> **Stated problem**
Give the listing again exactly, omitting its images.

> **Collected data entries**
★ ★ ★ ★ ★ ★ ★
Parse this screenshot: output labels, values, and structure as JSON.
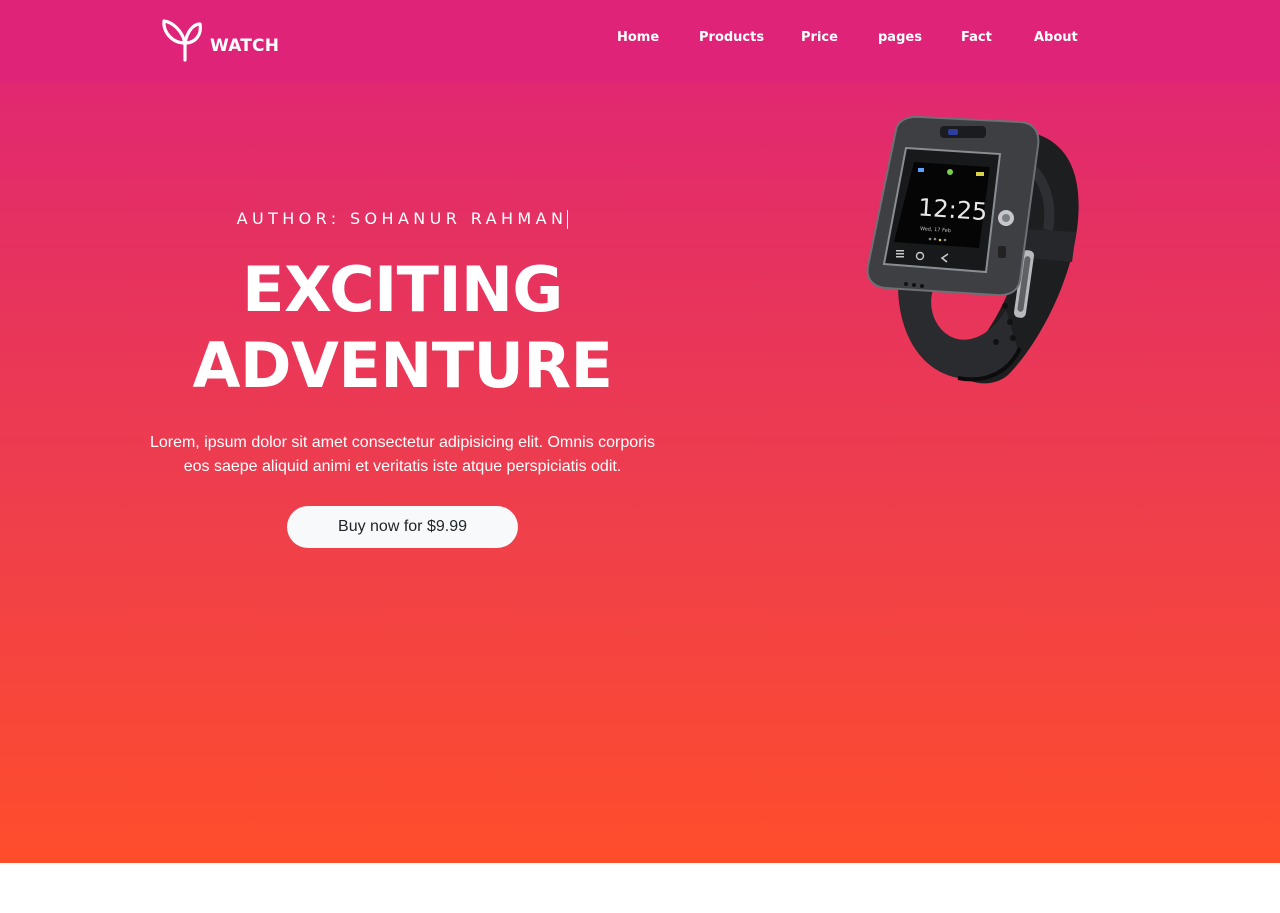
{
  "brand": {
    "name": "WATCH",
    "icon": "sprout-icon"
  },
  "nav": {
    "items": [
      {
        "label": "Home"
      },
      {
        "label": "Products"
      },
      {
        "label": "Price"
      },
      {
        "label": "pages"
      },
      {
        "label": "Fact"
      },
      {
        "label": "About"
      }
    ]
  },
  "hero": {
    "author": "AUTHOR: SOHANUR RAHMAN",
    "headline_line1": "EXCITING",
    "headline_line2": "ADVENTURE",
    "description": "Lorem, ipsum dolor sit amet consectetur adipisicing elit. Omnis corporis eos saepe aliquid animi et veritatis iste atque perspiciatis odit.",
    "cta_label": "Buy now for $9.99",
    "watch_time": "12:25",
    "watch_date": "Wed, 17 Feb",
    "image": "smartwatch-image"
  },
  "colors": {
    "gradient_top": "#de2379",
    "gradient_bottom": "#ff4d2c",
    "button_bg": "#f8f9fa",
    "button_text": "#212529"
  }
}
★ ★ ★ ★ ★ ★ ★
> **Task solution**
Parse this screenshot: output labels, values, and structure as JSON.
{
  "brand": {
    "name": "WATCH",
    "icon": "sprout-icon"
  },
  "nav": {
    "items": [
      {
        "label": "Home"
      },
      {
        "label": "Products"
      },
      {
        "label": "Price"
      },
      {
        "label": "pages"
      },
      {
        "label": "Fact"
      },
      {
        "label": "About"
      }
    ]
  },
  "hero": {
    "author": "AUTHOR: SOHANUR RAHMAN",
    "headline_line1": "EXCITING",
    "headline_line2": "ADVENTURE",
    "description": "Lorem, ipsum dolor sit amet consectetur adipisicing elit. Omnis corporis eos saepe aliquid animi et veritatis iste atque perspiciatis odit.",
    "cta_label": "Buy now for $9.99",
    "watch_time": "12:25",
    "watch_date": "Wed, 17 Feb",
    "image": "smartwatch-image"
  },
  "colors": {
    "gradient_top": "#de2379",
    "gradient_bottom": "#ff4d2c",
    "button_bg": "#f8f9fa",
    "button_text": "#212529"
  }
}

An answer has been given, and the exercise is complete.